→ Exercise requirements
Filter the records below for the word "juillet". Copy each line that holds it.

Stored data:
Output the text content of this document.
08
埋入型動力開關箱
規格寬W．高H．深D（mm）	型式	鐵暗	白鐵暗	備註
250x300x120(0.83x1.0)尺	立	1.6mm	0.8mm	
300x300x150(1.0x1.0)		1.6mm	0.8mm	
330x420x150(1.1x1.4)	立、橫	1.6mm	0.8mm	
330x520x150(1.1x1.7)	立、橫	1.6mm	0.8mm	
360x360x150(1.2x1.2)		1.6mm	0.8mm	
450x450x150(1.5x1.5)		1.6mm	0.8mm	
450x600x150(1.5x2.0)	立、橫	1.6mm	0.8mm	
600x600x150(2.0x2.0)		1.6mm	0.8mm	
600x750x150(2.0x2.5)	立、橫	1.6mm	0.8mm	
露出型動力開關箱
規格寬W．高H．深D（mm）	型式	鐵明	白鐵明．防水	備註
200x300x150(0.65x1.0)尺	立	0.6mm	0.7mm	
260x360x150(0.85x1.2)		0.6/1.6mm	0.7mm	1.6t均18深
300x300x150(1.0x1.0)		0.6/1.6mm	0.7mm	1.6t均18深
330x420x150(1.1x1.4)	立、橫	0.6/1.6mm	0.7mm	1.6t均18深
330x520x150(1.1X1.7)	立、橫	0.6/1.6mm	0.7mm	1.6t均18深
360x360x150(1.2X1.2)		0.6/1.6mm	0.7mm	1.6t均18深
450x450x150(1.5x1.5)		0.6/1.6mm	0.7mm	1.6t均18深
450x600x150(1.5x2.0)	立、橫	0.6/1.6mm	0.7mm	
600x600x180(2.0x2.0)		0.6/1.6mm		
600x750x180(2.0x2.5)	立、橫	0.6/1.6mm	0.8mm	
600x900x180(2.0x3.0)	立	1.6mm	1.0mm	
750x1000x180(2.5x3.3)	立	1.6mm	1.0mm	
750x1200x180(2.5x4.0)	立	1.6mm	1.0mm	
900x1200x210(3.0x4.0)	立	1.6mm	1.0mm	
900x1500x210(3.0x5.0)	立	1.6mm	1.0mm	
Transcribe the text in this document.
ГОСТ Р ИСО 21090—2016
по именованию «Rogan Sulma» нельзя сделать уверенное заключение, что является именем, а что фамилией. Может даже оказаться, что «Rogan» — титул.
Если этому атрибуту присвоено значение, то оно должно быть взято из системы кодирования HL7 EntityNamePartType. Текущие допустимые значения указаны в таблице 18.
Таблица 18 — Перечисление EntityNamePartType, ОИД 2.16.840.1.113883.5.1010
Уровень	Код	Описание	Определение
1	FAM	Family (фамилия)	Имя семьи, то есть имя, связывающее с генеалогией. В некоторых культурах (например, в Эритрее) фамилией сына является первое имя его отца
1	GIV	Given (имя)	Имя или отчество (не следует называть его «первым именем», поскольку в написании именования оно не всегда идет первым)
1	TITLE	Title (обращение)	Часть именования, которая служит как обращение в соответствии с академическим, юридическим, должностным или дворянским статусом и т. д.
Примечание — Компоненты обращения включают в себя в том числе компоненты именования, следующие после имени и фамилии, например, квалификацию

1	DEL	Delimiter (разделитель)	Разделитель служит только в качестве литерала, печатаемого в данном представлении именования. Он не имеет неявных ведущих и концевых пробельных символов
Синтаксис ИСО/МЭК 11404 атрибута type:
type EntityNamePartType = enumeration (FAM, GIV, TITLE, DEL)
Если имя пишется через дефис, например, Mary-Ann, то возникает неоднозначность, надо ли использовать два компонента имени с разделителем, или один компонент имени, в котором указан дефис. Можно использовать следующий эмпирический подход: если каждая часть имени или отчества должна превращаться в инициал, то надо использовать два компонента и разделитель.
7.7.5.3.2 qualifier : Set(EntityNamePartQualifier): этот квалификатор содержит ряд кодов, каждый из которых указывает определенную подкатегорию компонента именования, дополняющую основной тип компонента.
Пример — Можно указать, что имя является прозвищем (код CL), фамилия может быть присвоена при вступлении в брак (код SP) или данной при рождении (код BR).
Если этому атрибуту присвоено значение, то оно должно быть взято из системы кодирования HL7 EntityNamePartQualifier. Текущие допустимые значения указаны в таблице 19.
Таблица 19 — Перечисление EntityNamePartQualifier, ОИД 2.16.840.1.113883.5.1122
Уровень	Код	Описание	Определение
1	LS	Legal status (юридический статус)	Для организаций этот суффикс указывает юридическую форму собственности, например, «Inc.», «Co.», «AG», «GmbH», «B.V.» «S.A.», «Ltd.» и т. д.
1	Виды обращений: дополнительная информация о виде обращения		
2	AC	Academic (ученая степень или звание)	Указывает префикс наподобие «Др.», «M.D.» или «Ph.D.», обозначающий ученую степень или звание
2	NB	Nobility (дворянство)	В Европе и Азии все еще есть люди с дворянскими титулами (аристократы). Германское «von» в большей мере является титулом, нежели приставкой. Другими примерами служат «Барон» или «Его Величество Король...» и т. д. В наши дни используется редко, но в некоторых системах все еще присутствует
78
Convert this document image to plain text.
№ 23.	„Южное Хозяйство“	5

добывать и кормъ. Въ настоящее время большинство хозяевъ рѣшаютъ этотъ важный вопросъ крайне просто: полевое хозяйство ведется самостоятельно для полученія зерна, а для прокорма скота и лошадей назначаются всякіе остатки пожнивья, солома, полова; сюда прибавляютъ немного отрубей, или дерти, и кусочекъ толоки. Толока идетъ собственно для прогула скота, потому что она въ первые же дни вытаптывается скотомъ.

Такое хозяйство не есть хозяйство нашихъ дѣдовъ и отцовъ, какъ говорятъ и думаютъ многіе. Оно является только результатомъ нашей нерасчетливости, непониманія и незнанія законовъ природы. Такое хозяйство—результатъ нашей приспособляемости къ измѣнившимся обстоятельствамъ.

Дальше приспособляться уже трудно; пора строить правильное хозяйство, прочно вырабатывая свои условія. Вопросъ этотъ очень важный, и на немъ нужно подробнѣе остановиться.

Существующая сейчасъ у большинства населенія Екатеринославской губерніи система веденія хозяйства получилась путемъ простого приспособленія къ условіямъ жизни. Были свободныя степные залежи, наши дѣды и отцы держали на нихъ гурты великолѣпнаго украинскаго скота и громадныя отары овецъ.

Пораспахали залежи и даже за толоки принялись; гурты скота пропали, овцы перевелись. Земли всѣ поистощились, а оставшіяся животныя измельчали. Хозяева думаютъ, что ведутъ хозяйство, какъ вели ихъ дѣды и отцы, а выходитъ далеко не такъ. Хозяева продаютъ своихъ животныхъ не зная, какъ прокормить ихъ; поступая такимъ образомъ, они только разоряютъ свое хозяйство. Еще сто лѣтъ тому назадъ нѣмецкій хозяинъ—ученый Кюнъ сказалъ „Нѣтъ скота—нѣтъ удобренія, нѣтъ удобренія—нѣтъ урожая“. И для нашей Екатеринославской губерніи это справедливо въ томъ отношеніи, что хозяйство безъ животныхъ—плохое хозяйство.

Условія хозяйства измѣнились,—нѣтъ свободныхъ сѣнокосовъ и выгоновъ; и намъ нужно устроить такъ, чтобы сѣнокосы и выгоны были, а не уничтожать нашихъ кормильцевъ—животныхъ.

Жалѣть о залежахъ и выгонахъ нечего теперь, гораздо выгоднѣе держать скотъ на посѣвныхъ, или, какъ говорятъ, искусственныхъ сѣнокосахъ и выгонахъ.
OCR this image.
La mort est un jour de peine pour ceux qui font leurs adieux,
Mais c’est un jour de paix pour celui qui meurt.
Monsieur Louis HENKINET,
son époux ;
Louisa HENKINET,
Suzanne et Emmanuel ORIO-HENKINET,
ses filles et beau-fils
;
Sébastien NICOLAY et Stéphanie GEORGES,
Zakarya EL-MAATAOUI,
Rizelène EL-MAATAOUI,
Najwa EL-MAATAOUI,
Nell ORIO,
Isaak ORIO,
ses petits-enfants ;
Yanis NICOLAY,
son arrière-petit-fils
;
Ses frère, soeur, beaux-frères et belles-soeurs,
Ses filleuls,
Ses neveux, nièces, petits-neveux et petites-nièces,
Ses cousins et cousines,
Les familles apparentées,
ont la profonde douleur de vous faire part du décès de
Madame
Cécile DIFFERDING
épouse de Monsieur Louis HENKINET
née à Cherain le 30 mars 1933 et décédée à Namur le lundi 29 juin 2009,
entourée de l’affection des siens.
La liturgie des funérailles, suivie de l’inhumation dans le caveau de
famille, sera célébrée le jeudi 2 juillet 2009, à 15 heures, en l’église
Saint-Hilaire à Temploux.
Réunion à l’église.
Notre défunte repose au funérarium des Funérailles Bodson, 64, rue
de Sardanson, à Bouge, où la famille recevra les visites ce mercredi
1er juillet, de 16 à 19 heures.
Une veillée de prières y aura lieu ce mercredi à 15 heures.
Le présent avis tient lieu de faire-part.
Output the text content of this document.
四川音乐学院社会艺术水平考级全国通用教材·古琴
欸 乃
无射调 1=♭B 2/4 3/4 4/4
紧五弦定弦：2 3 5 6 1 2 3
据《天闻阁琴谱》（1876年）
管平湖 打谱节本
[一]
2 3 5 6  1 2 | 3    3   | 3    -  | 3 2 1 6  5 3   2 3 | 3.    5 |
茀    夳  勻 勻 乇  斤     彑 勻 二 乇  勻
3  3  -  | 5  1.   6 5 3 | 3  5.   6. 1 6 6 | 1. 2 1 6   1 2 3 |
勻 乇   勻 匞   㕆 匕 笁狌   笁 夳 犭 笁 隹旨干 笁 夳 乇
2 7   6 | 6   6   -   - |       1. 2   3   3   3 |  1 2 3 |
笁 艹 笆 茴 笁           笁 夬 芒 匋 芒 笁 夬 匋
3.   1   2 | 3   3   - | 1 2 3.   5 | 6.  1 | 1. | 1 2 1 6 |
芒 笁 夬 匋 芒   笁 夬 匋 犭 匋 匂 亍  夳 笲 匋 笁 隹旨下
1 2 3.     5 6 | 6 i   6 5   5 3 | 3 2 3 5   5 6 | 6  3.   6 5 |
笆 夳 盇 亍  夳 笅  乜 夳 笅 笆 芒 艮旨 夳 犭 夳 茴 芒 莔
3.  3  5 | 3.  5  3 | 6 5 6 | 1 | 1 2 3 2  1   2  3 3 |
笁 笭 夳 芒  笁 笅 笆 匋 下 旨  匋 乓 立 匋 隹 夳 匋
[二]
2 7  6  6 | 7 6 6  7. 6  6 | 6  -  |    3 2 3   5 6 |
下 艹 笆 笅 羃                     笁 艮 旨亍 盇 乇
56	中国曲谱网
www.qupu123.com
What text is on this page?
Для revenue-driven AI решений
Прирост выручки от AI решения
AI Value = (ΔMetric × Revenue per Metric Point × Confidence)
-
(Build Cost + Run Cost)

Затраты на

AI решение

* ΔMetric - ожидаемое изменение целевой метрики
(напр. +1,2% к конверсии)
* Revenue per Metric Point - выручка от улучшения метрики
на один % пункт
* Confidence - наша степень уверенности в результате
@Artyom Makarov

→ Result of the exercise
famille, sera célébrée le jeudi 2 juillet 2009, à 15 heures, en l’église
1er juillet, de 16 à 19 heures.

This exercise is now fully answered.